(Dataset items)
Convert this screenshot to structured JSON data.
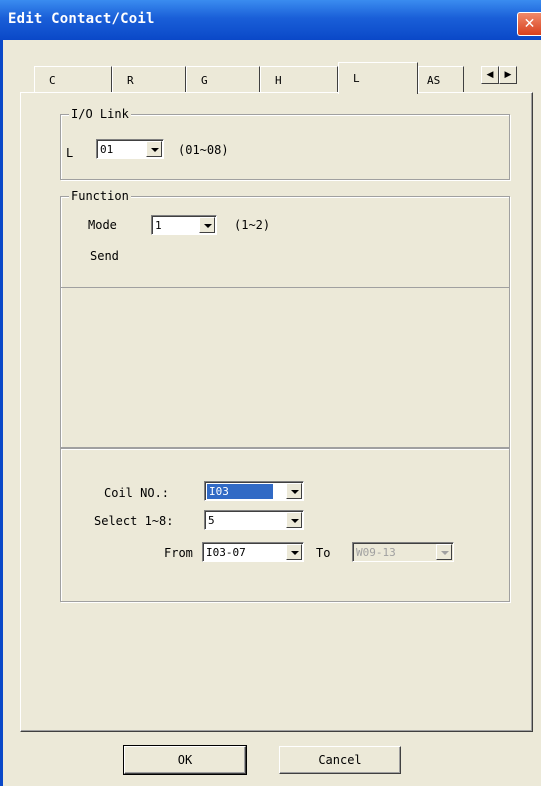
{
  "window": {
    "title": "Edit Contact/Coil"
  },
  "tabs": [
    {
      "label": "C"
    },
    {
      "label": "R"
    },
    {
      "label": "G"
    },
    {
      "label": "H"
    },
    {
      "label": "L",
      "active": true
    },
    {
      "label": "AS"
    }
  ],
  "io_link": {
    "group_label": "I/O Link",
    "field_label": "L",
    "value": "01",
    "range": "(01~08)"
  },
  "function": {
    "group_label": "Function",
    "mode_label": "Mode",
    "mode_value": "1",
    "mode_range": "(1~2)",
    "mode_text": "Send"
  },
  "coil": {
    "coil_no_label": "Coil NO.:",
    "coil_no_value": "I03",
    "select_label": "Select 1~8:",
    "select_value": "5",
    "from_label": "From",
    "from_value": "I03-07",
    "to_label": "To",
    "to_value": "W09-13"
  },
  "buttons": {
    "ok": "OK",
    "cancel": "Cancel"
  },
  "colors": {
    "titlebar": "#0a48c8",
    "face": "#ece9d8",
    "selection": "#316ac5",
    "close": "#d8401e"
  }
}
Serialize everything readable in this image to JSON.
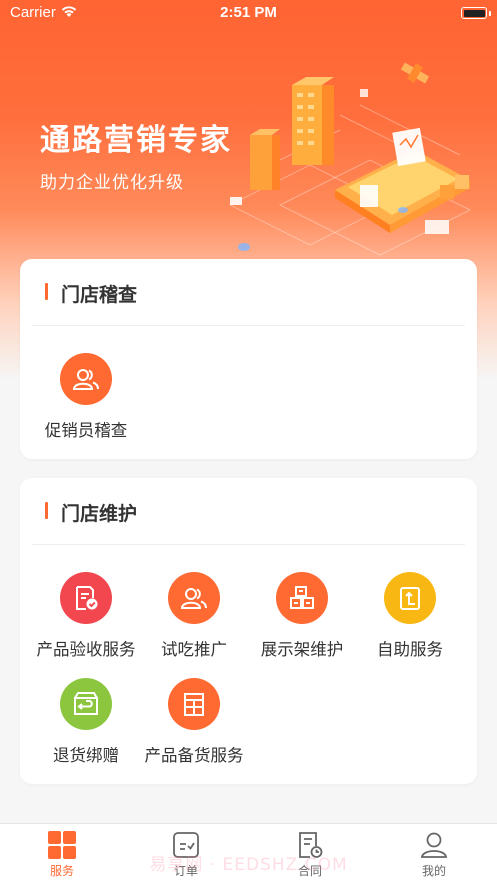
{
  "status": {
    "carrier": "Carrier",
    "time": "2:51 PM"
  },
  "hero": {
    "title": "通路营销专家",
    "subtitle": "助力企业优化升级"
  },
  "sections": {
    "inspection": {
      "title": "门店稽查",
      "items": [
        {
          "label": "促销员稽查",
          "icon": "people-icon"
        }
      ]
    },
    "maintenance": {
      "title": "门店维护",
      "items": [
        {
          "label": "产品验收服务",
          "icon": "document-check-icon"
        },
        {
          "label": "试吃推广",
          "icon": "people-icon"
        },
        {
          "label": "展示架维护",
          "icon": "boxes-icon"
        },
        {
          "label": "自助服务",
          "icon": "refresh-card-icon"
        },
        {
          "label": "退货绑赠",
          "icon": "return-box-icon"
        },
        {
          "label": "产品备货服务",
          "icon": "shelf-icon"
        }
      ]
    }
  },
  "tabbar": {
    "tabs": [
      {
        "label": "服务",
        "icon": "grid-icon",
        "active": true
      },
      {
        "label": "订单",
        "icon": "order-icon",
        "active": false
      },
      {
        "label": "合同",
        "icon": "contract-icon",
        "active": false
      },
      {
        "label": "我的",
        "icon": "user-icon",
        "active": false
      }
    ]
  },
  "watermark": "易享网 · EEDSHZ.COM",
  "colors": {
    "accent": "#ff6a33",
    "red": "#f2474e",
    "yellow": "#f8b713",
    "green": "#8cc63f"
  }
}
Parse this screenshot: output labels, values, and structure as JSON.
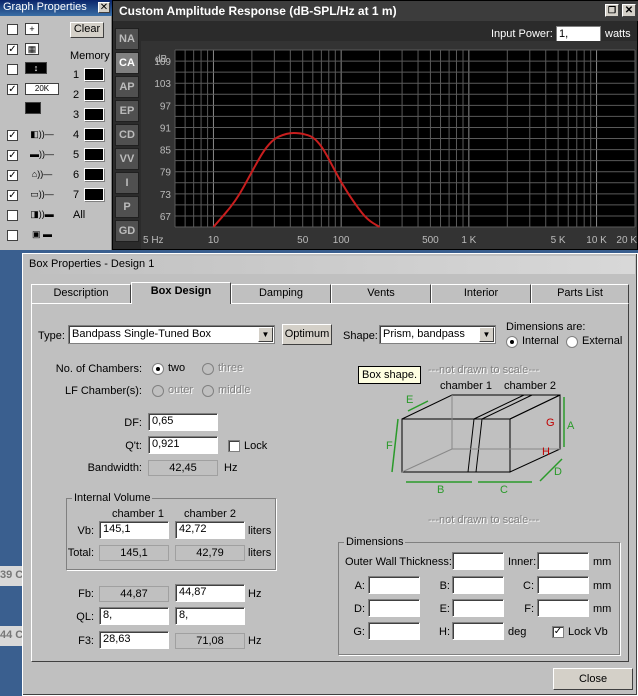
{
  "graph_properties": {
    "title": "Graph Properties",
    "clear_label": "Clear",
    "memory_label": "Memory",
    "memory_slots": [
      "1",
      "2",
      "3",
      "4",
      "5",
      "6",
      "7"
    ],
    "all_label": "All",
    "grid_icon_text": "20K"
  },
  "chart_window": {
    "title": "Custom Amplitude Response (dB-SPL/Hz at 1 m)",
    "input_power_label": "Input Power:",
    "input_power_value": "1,",
    "input_power_unit": "watts",
    "side_tabs": [
      "NA",
      "CA",
      "AP",
      "EP",
      "CD",
      "VV",
      "I",
      "P",
      "GD"
    ],
    "active_tab": "CA"
  },
  "chart_data": {
    "type": "line",
    "title": "Custom Amplitude Response (dB-SPL/Hz at 1 m)",
    "ylabel": "dB",
    "y_ticks": [
      109,
      103,
      97,
      91,
      85,
      79,
      73,
      67
    ],
    "x_ticks": [
      "5 Hz",
      "10",
      "50",
      "100",
      "500",
      "1 K",
      "5 K",
      "10 K",
      "20 K"
    ],
    "x_scale": "log",
    "xlim": [
      5,
      20000
    ],
    "ylim": [
      64,
      112
    ],
    "grid": true,
    "series": [
      {
        "color": "#c81e1e",
        "x": [
          10,
          15,
          20,
          25,
          30,
          35,
          40,
          45,
          50,
          60,
          70,
          80,
          100,
          130,
          160,
          200
        ],
        "y": [
          64,
          71,
          79,
          85,
          88,
          89,
          89.5,
          89.5,
          89.3,
          88.5,
          86,
          82.5,
          76,
          70,
          66,
          64
        ]
      }
    ]
  },
  "dialog": {
    "title": "Box Properties - Design 1",
    "tabs": [
      "Description",
      "Box Design",
      "Damping",
      "Vents",
      "Interior",
      "Parts List"
    ],
    "active_tab": "Box Design",
    "type_label": "Type:",
    "type_value": "Bandpass Single-Tuned Box",
    "optimum_label": "Optimum",
    "shape_label": "Shape:",
    "shape_value": "Prism, bandpass",
    "dimensions_are_label": "Dimensions are:",
    "internal_label": "Internal",
    "external_label": "External",
    "chambers_label": "No. of Chambers:",
    "two_label": "two",
    "three_label": "three",
    "lf_label": "LF Chamber(s):",
    "outer_label": "outer",
    "middle_label": "middle",
    "df_label": "DF:",
    "df_value": "0,65",
    "qt_label": "Q't:",
    "qt_value": "0,921",
    "lock_label": "Lock",
    "bandwidth_label": "Bandwidth:",
    "bandwidth_value": "42,45",
    "bandwidth_unit": "Hz",
    "internal_volume_label": "Internal Volume",
    "chamber1_label": "chamber 1",
    "chamber2_label": "chamber 2",
    "vb_label": "Vb:",
    "vb1": "145,1",
    "vb2": "42,72",
    "liters": "liters",
    "total_label": "Total:",
    "total1": "145,1",
    "total2": "42,79",
    "fb_label": "Fb:",
    "fb1": "44,87",
    "fb2": "44,87",
    "ql_label": "QL:",
    "ql1": "8,",
    "ql2": "8,",
    "f3_label": "F3:",
    "f3_1": "28,63",
    "f3_2": "71,08",
    "hz": "Hz",
    "tooltip": "Box shape.",
    "not_to_scale": "---not drawn to scale---",
    "diagram_chamber1": "chamber 1",
    "diagram_chamber2": "chamber 2",
    "diagram_letters": [
      "E",
      "F",
      "G",
      "A",
      "H",
      "D",
      "B",
      "C"
    ],
    "dimensions_group_label": "Dimensions",
    "outer_wall_label": "Outer Wall Thickness:",
    "inner_label": "Inner:",
    "mm": "mm",
    "deg": "deg",
    "dim_labels": [
      "A:",
      "B:",
      "C:",
      "D:",
      "E:",
      "F:",
      "G:",
      "H:"
    ],
    "lock_vb_label": "Lock Vb",
    "close_label": "Close"
  },
  "background_fragments": [
    "39 C",
    "44 C"
  ]
}
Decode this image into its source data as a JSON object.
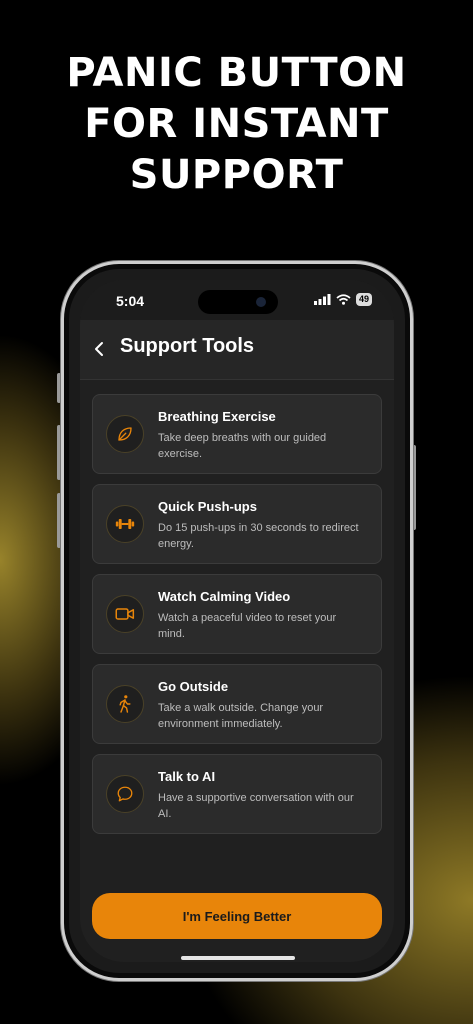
{
  "headline": {
    "line1": "PANIC BUTTON",
    "line2": "FOR INSTANT",
    "line3": "SUPPORT"
  },
  "status_bar": {
    "time": "5:04",
    "battery": "49"
  },
  "header": {
    "title": "Support Tools",
    "back_icon": "chevron-left-icon"
  },
  "tools": [
    {
      "title": "Breathing Exercise",
      "description": "Take deep breaths with our guided exercise.",
      "icon": "leaf-icon"
    },
    {
      "title": "Quick Push-ups",
      "description": "Do 15 push-ups in 30 seconds to redirect energy.",
      "icon": "dumbbell-icon"
    },
    {
      "title": "Watch Calming Video",
      "description": "Watch a peaceful video to reset your mind.",
      "icon": "video-icon"
    },
    {
      "title": "Go Outside",
      "description": "Take a walk outside. Change your environment immediately.",
      "icon": "walking-icon"
    },
    {
      "title": "Talk to AI",
      "description": "Have a supportive conversation with our AI.",
      "icon": "chat-bubble-icon"
    }
  ],
  "cta": {
    "label": "I'm Feeling Better"
  },
  "colors": {
    "accent": "#e8850a",
    "background": "#202020",
    "card": "#2b2b2b",
    "icon": "#e8850a"
  }
}
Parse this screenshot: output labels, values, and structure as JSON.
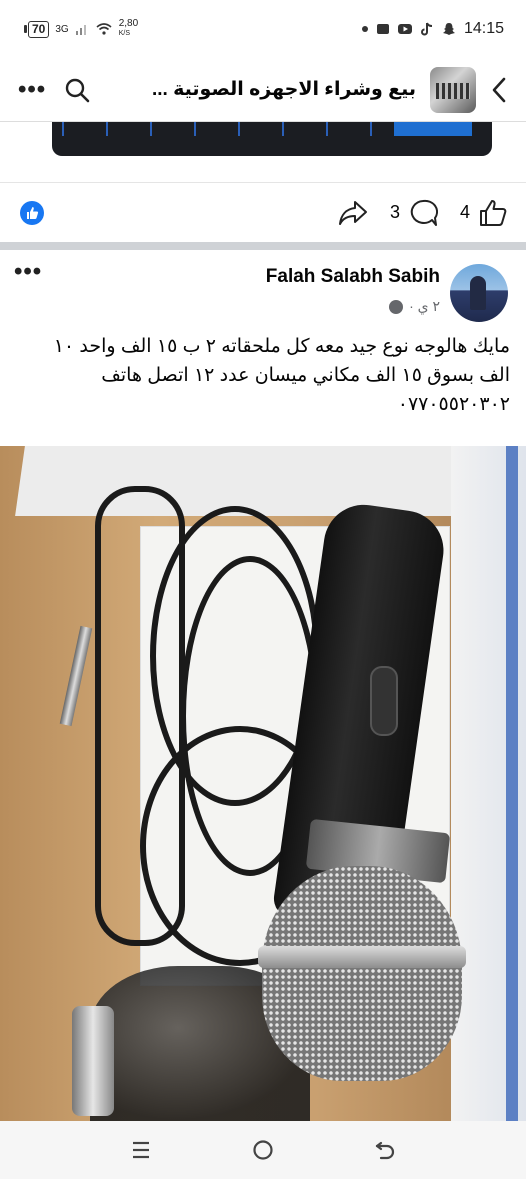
{
  "status_bar": {
    "battery": "70",
    "network": "3G",
    "speed_value": "2,80",
    "speed_unit": "K/S",
    "time": "14:15"
  },
  "header": {
    "title": "بيع وشراء الاجهزه الصوتية ..."
  },
  "actions": {
    "comments_count": "3",
    "likes_count": "4"
  },
  "post": {
    "author": "Falah Salabh Sabih",
    "time": "٢ ي ·",
    "text_line1": "مايك هالوجه نوع جيد معه كل ملحقاته ٢ ب ١٥ الف واحد ١٠",
    "text_line2": "الف بسوق ١٥ الف مكاني ميسان عدد ١٢ اتصل هاتف",
    "text_line3": "٠٧٧٠٥٥٢٠٣٠٢"
  },
  "colors": {
    "like_blue": "#1877f2",
    "meta_gray": "#65676b",
    "divider": "#cfd2d6"
  }
}
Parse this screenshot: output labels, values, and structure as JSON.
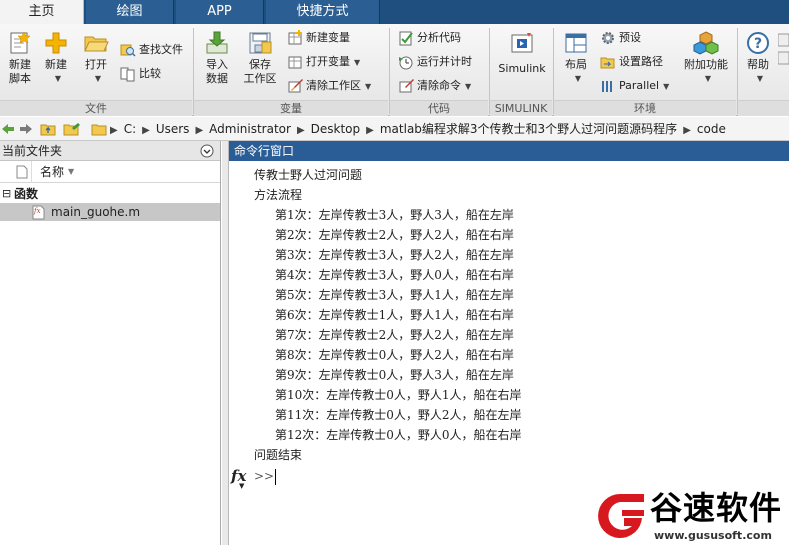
{
  "tabs": [
    {
      "label": "主页",
      "active": true
    },
    {
      "label": "绘图",
      "active": false
    },
    {
      "label": "APP",
      "active": false
    },
    {
      "label": "快捷方式",
      "active": false
    }
  ],
  "ribbon": {
    "groups": {
      "file": "文件",
      "variable": "变量",
      "code": "代码",
      "simulink": "SIMULINK",
      "environment": "环境"
    },
    "new_script": [
      "新建",
      "脚本"
    ],
    "new": "新建",
    "open": "打开",
    "find_files": "查找文件",
    "compare": "比较",
    "import_data": [
      "导入",
      "数据"
    ],
    "save_workspace": [
      "保存",
      "工作区"
    ],
    "new_variable": "新建变量",
    "open_variable": "打开变量",
    "clear_workspace": "清除工作区",
    "analyze_code": "分析代码",
    "run_and_time": "运行并计时",
    "clear_commands": "清除命令",
    "simulink": "Simulink",
    "layout": "布局",
    "preferences": "预设",
    "set_path": "设置路径",
    "parallel": "Parallel",
    "addons": "附加功能",
    "help": "帮助"
  },
  "address": {
    "segments": [
      "C:",
      "Users",
      "Administrator",
      "Desktop",
      "matlab编程求解3个传教士和3个野人过河问题源码程序",
      "code"
    ]
  },
  "current_folder": {
    "title": "当前文件夹",
    "column_name": "名称",
    "group": "函数",
    "files": [
      "main_guohe.m"
    ]
  },
  "command_window": {
    "title": "命令行窗口",
    "lines": [
      "传教士野人过河问题",
      "方法流程",
      "第1次：左岸传教士3人，野人3人，船在左岸",
      "第2次：左岸传教士2人，野人2人，船在右岸",
      "第3次：左岸传教士3人，野人2人，船在左岸",
      "第4次：左岸传教士3人，野人0人，船在右岸",
      "第5次：左岸传教士3人，野人1人，船在左岸",
      "第6次：左岸传教士1人，野人1人，船在右岸",
      "第7次：左岸传教士2人，野人2人，船在左岸",
      "第8次：左岸传教士0人，野人2人，船在右岸",
      "第9次：左岸传教士0人，野人3人，船在左岸",
      "第10次：左岸传教士0人，野人1人，船在右岸",
      "第11次：左岸传教士0人，野人2人，船在左岸",
      "第12次：左岸传教士0人，野人0人，船在右岸",
      "问题结束"
    ],
    "fx": "fx",
    "prompt": ">>"
  },
  "watermark": {
    "name": "谷速软件",
    "url": "www.gususoft.com",
    "color": "#d7191f"
  }
}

• [Task brief] Copy, from the material above, each line in which the string "Dimensions" occurs.

• [Right answer]
    "dimensions_are_label": "Dimensions are:",
    "dimensions_group_label": "Dimensions",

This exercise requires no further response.